**GIVEN ENTRIES**
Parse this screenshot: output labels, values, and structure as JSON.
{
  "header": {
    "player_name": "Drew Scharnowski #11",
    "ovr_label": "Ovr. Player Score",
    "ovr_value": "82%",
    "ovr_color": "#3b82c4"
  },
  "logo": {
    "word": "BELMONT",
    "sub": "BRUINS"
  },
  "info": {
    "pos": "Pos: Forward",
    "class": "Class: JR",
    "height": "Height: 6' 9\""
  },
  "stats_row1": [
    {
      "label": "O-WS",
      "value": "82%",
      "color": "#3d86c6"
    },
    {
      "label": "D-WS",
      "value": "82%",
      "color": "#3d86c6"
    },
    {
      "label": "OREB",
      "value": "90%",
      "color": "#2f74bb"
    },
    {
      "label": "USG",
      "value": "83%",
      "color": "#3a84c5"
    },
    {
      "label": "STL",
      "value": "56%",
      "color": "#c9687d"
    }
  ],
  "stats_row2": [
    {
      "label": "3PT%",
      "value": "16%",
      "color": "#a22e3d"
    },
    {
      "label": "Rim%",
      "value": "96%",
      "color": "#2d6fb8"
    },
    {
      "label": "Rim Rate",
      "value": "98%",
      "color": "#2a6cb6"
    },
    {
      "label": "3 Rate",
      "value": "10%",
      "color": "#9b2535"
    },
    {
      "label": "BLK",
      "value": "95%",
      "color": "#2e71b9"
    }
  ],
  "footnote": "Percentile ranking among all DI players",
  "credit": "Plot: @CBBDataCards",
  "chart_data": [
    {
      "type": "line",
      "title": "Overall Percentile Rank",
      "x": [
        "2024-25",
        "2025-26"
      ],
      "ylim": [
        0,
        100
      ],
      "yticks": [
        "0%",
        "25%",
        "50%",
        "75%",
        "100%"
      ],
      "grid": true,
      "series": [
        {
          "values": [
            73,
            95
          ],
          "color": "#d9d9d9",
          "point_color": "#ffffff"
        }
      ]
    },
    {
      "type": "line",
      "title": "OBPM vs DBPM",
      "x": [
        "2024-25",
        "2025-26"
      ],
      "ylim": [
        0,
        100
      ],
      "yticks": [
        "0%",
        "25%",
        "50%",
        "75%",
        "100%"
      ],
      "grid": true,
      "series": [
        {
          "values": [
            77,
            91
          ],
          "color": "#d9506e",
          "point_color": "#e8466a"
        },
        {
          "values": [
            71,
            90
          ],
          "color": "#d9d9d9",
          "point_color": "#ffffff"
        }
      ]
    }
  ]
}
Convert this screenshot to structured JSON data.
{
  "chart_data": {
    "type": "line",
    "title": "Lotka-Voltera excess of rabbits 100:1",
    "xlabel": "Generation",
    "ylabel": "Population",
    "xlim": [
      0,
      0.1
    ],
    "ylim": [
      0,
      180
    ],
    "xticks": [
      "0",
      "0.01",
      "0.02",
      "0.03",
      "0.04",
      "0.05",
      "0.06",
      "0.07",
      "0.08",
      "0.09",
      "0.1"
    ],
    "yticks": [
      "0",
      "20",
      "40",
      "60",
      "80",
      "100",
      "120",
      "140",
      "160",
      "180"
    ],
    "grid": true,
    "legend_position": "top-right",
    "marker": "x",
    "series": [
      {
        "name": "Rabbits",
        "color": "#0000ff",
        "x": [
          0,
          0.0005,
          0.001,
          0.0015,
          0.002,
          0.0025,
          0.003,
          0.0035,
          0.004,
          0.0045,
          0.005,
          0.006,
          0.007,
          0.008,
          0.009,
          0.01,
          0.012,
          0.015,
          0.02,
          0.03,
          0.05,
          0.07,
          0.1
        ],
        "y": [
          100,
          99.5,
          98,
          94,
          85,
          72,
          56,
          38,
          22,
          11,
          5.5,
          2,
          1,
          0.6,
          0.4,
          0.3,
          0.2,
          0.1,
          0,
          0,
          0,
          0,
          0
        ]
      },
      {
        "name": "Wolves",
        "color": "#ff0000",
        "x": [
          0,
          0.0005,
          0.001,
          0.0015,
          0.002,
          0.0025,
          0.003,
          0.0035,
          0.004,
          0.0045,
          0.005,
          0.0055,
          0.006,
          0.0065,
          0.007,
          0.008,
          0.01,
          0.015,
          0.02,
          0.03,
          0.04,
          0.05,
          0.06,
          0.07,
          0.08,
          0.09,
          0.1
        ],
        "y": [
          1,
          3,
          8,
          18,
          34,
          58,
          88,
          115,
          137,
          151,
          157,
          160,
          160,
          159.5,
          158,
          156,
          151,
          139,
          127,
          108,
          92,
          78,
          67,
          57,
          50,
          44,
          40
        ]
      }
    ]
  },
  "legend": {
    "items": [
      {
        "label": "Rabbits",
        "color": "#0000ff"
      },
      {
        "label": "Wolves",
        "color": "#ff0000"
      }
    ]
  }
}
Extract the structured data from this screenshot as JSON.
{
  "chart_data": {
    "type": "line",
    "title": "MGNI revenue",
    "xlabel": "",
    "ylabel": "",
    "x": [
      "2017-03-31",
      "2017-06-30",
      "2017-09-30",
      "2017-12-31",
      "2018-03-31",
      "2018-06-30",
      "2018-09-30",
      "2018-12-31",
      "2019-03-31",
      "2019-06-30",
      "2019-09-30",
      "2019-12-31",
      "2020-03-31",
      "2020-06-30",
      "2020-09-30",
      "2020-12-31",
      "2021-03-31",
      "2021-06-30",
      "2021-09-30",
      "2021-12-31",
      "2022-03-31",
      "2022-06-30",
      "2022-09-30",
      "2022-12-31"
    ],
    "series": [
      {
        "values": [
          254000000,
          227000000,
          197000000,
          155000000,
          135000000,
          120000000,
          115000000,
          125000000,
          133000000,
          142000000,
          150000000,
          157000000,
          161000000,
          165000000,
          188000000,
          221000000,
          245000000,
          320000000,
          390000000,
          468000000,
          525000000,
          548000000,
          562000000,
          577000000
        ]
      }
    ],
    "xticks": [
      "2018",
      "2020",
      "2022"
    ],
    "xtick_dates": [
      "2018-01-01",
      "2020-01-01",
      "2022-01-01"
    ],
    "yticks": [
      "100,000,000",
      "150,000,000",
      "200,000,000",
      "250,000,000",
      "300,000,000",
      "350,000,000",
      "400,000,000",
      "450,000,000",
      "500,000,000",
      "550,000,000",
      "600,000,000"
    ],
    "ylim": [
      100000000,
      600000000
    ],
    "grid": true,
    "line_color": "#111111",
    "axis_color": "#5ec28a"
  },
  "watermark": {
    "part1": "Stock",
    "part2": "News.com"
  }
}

**WORK TO BE COMPLETED**
Reproduce the full set of records precisely.

**SOLUTION FOR THIS TASK**
Parse this screenshot: output labels, values, and structure as JSON.
{
  "header": {
    "player_name": "Drew Scharnowski #11",
    "ovr_label": "Ovr. Player Score",
    "ovr_value": "82%",
    "ovr_color": "#3b82c4"
  },
  "logo": {
    "word": "BELMONT",
    "sub": "BRUINS"
  },
  "info": {
    "pos": "Pos: Forward",
    "class": "Class: JR",
    "height": "Height: 6' 9\""
  },
  "stats_row1": [
    {
      "label": "O-WS",
      "value": "82%",
      "color": "#3d86c6"
    },
    {
      "label": "D-WS",
      "value": "82%",
      "color": "#3d86c6"
    },
    {
      "label": "OREB",
      "value": "90%",
      "color": "#2f74bb"
    },
    {
      "label": "USG",
      "value": "83%",
      "color": "#3a84c5"
    },
    {
      "label": "STL",
      "value": "56%",
      "color": "#c9687d"
    }
  ],
  "stats_row2": [
    {
      "label": "3PT%",
      "value": "16%",
      "color": "#a22e3d"
    },
    {
      "label": "Rim%",
      "value": "96%",
      "color": "#2d6fb8"
    },
    {
      "label": "Rim Rate",
      "value": "98%",
      "color": "#2a6cb6"
    },
    {
      "label": "3 Rate",
      "value": "10%",
      "color": "#9b2535"
    },
    {
      "label": "BLK",
      "value": "95%",
      "color": "#2e71b9"
    }
  ],
  "footnote": "Percentile ranking among all DI players",
  "credit": "Plot: @CBBDataCards",
  "chart_data": [
    {
      "type": "line",
      "title": "Overall Percentile Rank",
      "x": [
        "2024-25",
        "2025-26"
      ],
      "ylim": [
        0,
        100
      ],
      "yticks": [
        "0%",
        "25%",
        "50%",
        "75%",
        "100%"
      ],
      "grid": true,
      "series": [
        {
          "values": [
            73,
            95
          ],
          "color": "#d9d9d9",
          "point_color": "#ffffff"
        }
      ]
    },
    {
      "type": "line",
      "title": "OBPM vs DBPM",
      "x": [
        "2024-25",
        "2025-26"
      ],
      "ylim": [
        0,
        100
      ],
      "yticks": [
        "0%",
        "25%",
        "50%",
        "75%",
        "100%"
      ],
      "grid": true,
      "series": [
        {
          "values": [
            77,
            91
          ],
          "color": "#d9506e",
          "point_color": "#e8466a"
        },
        {
          "values": [
            71,
            90
          ],
          "color": "#d9d9d9",
          "point_color": "#ffffff"
        }
      ]
    }
  ]
}
Convert this screenshot to structured JSON data.
{
  "chart_data": {
    "type": "line",
    "title": "Lotka-Voltera excess of rabbits 100:1",
    "xlabel": "Generation",
    "ylabel": "Population",
    "xlim": [
      0,
      0.1
    ],
    "ylim": [
      0,
      180
    ],
    "xticks": [
      "0",
      "0.01",
      "0.02",
      "0.03",
      "0.04",
      "0.05",
      "0.06",
      "0.07",
      "0.08",
      "0.09",
      "0.1"
    ],
    "yticks": [
      "0",
      "20",
      "40",
      "60",
      "80",
      "100",
      "120",
      "140",
      "160",
      "180"
    ],
    "grid": true,
    "legend_position": "top-right",
    "marker": "x",
    "series": [
      {
        "name": "Rabbits",
        "color": "#0000ff",
        "x": [
          0,
          0.0005,
          0.001,
          0.0015,
          0.002,
          0.0025,
          0.003,
          0.0035,
          0.004,
          0.0045,
          0.005,
          0.006,
          0.007,
          0.008,
          0.009,
          0.01,
          0.012,
          0.015,
          0.02,
          0.03,
          0.05,
          0.07,
          0.1
        ],
        "y": [
          100,
          99.5,
          98,
          94,
          85,
          72,
          56,
          38,
          22,
          11,
          5.5,
          2,
          1,
          0.6,
          0.4,
          0.3,
          0.2,
          0.1,
          0,
          0,
          0,
          0,
          0
        ]
      },
      {
        "name": "Wolves",
        "color": "#ff0000",
        "x": [
          0,
          0.0005,
          0.001,
          0.0015,
          0.002,
          0.0025,
          0.003,
          0.0035,
          0.004,
          0.0045,
          0.005,
          0.0055,
          0.006,
          0.0065,
          0.007,
          0.008,
          0.01,
          0.015,
          0.02,
          0.03,
          0.04,
          0.05,
          0.06,
          0.07,
          0.08,
          0.09,
          0.1
        ],
        "y": [
          1,
          3,
          8,
          18,
          34,
          58,
          88,
          115,
          137,
          151,
          157,
          160,
          160,
          159.5,
          158,
          156,
          151,
          139,
          127,
          108,
          92,
          78,
          67,
          57,
          50,
          44,
          40
        ]
      }
    ]
  },
  "legend": {
    "items": [
      {
        "label": "Rabbits",
        "color": "#0000ff"
      },
      {
        "label": "Wolves",
        "color": "#ff0000"
      }
    ]
  }
}
Extract the structured data from this screenshot as JSON.
{
  "chart_data": {
    "type": "line",
    "title": "MGNI revenue",
    "xlabel": "",
    "ylabel": "",
    "x": [
      "2017-03-31",
      "2017-06-30",
      "2017-09-30",
      "2017-12-31",
      "2018-03-31",
      "2018-06-30",
      "2018-09-30",
      "2018-12-31",
      "2019-03-31",
      "2019-06-30",
      "2019-09-30",
      "2019-12-31",
      "2020-03-31",
      "2020-06-30",
      "2020-09-30",
      "2020-12-31",
      "2021-03-31",
      "2021-06-30",
      "2021-09-30",
      "2021-12-31",
      "2022-03-31",
      "2022-06-30",
      "2022-09-30",
      "2022-12-31"
    ],
    "series": [
      {
        "values": [
          254000000,
          227000000,
          197000000,
          155000000,
          135000000,
          120000000,
          115000000,
          125000000,
          133000000,
          142000000,
          150000000,
          157000000,
          161000000,
          165000000,
          188000000,
          221000000,
          245000000,
          320000000,
          390000000,
          468000000,
          525000000,
          548000000,
          562000000,
          577000000
        ]
      }
    ],
    "xticks": [
      "2018",
      "2020",
      "2022"
    ],
    "xtick_dates": [
      "2018-01-01",
      "2020-01-01",
      "2022-01-01"
    ],
    "yticks": [
      "100,000,000",
      "150,000,000",
      "200,000,000",
      "250,000,000",
      "300,000,000",
      "350,000,000",
      "400,000,000",
      "450,000,000",
      "500,000,000",
      "550,000,000",
      "600,000,000"
    ],
    "ylim": [
      100000000,
      600000000
    ],
    "grid": true,
    "line_color": "#111111",
    "axis_color": "#5ec28a"
  },
  "watermark": {
    "part1": "Stock",
    "part2": "News.com"
  }
}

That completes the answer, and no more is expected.